>> START

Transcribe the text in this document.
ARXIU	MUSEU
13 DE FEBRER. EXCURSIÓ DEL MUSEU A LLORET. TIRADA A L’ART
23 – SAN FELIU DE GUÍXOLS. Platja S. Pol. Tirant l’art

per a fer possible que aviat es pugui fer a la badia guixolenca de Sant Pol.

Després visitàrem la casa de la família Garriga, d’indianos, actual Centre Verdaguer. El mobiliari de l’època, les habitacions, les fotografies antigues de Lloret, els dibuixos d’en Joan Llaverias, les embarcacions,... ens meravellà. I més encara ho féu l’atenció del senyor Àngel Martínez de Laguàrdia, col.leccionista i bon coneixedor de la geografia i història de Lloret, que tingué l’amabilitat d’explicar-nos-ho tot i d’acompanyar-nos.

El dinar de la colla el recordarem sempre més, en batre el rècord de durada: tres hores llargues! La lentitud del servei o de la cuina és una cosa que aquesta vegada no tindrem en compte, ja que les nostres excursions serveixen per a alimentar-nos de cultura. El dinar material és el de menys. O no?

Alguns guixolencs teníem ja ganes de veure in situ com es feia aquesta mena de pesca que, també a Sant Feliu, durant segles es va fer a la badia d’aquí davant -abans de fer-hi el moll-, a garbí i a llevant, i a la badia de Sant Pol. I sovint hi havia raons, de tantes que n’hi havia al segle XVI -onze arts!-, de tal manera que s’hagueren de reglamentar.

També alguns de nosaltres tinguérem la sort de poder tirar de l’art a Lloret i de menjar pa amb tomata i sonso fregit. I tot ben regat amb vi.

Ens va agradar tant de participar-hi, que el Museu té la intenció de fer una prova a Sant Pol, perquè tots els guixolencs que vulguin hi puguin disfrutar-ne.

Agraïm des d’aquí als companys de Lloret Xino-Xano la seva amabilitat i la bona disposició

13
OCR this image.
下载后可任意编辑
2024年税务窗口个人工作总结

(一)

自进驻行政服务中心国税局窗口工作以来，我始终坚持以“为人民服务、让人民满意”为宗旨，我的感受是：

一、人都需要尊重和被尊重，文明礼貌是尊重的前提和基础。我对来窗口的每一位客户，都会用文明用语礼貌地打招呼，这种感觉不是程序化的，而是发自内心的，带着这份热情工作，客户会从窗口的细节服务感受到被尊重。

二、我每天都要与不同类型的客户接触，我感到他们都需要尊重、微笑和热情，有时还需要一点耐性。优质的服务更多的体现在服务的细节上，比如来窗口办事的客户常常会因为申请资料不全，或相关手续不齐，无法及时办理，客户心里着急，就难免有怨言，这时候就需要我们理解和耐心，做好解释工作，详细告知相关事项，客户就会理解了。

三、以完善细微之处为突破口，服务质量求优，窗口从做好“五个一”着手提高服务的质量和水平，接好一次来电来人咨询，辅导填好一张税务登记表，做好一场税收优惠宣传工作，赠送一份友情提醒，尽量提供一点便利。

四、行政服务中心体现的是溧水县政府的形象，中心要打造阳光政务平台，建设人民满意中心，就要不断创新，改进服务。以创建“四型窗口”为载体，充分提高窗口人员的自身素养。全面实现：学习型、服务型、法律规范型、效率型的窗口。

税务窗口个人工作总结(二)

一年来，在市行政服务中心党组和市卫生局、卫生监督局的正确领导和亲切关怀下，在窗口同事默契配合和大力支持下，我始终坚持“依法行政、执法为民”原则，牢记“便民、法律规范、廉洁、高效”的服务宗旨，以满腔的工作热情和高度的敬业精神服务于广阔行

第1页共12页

>> END

- Exercise directions
Find all lines holding the string "this" and copy them.

- Response
Transcribe the text in this document.
OCR this image.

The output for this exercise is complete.